Please answer from the passage on Bilbao: before the Rontegi Bridge opened in 1983, what was the only connection between the two riverbanks between Bilbao and the sea?
*** Opening of TEXT FOR ANALYSIS ***
This aggravated some of the effects of Bilbao’s ‘folded linear city’ nature: With the riverbanks full of factories and shipyards, the river itself had to be navigable all the way up to Bilbao (Euskalduna was located inside the very city), which prevented the construction of connections between both sides. Until 1983, when the Rontegi Bridge, rising more than 40 meters above the high tide line, was opened to traffic in Barakaldo, the only connection between both riverbanks between Bilbao and the sea was the beautiful but painfully slow and low-capacity Vizcaya transporter bridge that linked Portugalete and Las Arenas, located at the very mouth of the river. Any other exchange had to be done via the myriad small boats that crossed the river. For practical purposes, however, facing points of the river were, as in the analogous linear city, miles apart, even if just separated a few hundred feet in reality. All this fostered a physical—as well as class—division between the two banks, and also spawned an infrastructural duplicity: railways and roads run on both sides of the river, usually located at the riverside, thus making the breach between the city and the river even deeper.
*** Close of TEXT FOR ANALYSIS ***
*** Opening of ENTRIES SUPPLIED ***
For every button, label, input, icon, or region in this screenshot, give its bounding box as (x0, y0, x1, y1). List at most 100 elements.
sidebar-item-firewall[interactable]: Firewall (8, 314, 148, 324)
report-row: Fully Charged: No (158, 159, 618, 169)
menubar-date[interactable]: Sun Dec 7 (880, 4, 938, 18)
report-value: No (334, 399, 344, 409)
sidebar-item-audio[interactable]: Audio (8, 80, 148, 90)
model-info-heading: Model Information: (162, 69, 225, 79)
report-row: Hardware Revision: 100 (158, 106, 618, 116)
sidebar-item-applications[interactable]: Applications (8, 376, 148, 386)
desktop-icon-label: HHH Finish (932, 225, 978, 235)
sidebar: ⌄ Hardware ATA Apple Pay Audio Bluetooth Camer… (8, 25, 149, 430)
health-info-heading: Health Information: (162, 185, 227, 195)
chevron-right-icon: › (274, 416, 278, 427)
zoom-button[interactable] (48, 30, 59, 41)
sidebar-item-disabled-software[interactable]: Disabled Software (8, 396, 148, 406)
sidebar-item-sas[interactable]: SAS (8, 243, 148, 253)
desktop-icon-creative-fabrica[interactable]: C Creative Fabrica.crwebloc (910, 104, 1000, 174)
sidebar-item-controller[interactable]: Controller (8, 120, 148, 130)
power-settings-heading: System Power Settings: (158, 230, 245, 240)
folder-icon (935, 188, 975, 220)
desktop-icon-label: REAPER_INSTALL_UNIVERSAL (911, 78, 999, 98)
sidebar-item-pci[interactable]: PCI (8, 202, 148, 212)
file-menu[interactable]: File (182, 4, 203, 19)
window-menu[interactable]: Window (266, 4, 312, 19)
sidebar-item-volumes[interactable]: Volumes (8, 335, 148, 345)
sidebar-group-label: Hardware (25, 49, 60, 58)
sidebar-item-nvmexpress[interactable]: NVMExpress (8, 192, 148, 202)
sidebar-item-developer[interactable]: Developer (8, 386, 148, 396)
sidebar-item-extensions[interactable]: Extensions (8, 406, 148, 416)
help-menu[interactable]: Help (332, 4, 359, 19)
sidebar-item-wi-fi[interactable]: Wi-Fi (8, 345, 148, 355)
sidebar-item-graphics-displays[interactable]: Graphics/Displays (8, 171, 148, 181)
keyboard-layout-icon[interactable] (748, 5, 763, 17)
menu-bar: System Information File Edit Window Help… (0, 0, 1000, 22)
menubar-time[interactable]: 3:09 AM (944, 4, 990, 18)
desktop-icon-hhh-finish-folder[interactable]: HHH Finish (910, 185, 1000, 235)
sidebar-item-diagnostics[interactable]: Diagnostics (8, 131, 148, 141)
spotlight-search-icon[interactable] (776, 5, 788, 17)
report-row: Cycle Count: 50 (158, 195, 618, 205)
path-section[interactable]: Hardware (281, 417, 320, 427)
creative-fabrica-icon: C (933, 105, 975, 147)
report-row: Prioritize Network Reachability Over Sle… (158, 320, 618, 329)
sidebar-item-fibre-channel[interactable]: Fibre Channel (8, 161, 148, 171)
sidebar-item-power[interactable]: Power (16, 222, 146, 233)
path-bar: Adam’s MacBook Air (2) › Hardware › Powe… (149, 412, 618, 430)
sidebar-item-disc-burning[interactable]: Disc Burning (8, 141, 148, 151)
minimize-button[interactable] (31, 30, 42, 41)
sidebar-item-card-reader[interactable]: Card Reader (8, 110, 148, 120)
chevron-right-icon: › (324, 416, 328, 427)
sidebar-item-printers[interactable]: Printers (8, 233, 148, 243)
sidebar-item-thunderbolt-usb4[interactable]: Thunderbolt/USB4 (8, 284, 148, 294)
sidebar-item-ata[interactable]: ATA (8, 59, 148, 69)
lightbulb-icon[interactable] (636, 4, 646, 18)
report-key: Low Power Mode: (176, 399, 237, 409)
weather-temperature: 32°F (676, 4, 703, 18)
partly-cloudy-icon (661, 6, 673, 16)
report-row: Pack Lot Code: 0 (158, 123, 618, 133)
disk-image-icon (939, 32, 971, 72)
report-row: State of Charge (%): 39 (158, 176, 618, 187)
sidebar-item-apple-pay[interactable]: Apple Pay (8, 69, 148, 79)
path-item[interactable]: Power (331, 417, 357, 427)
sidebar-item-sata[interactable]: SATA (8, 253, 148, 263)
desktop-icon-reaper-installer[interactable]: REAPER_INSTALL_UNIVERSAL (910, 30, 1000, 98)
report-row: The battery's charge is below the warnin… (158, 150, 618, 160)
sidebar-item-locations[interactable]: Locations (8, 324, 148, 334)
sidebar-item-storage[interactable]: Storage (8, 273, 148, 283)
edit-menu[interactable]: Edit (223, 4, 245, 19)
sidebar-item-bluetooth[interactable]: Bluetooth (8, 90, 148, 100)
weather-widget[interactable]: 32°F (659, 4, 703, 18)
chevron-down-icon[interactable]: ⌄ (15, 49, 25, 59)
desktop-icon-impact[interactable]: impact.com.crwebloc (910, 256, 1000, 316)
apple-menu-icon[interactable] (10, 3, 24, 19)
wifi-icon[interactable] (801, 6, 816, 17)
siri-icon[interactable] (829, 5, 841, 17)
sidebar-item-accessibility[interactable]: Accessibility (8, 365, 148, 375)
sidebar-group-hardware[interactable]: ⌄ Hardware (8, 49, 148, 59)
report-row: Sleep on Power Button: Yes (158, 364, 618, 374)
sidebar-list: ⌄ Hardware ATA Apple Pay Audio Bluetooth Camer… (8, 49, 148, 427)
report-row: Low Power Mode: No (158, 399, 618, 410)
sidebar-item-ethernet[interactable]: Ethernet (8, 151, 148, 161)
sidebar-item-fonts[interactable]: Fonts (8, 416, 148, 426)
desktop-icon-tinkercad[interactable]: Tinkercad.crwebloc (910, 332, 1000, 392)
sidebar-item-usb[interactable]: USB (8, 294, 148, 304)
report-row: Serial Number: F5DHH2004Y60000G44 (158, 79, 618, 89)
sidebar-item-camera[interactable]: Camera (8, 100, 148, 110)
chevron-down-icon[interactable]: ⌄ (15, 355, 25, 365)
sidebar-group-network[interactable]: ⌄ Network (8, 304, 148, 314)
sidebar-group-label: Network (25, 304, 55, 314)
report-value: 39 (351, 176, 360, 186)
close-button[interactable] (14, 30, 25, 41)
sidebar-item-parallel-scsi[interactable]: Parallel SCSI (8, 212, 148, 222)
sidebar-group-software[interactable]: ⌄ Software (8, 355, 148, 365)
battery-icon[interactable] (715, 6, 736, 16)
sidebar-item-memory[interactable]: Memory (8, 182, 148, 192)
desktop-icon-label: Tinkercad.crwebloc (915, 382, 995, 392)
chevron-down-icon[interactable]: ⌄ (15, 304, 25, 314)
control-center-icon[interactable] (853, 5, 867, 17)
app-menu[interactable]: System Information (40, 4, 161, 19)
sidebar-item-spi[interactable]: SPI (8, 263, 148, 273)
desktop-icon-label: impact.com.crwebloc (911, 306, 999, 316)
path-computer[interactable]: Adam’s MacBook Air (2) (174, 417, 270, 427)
*** Close of ENTRIES SUPPLIED ***
OUTPUT OF THE EXERCISE.
The Vizcaya transporter bridge, which linked Portugalete and Las Arenas at the mouth of the river.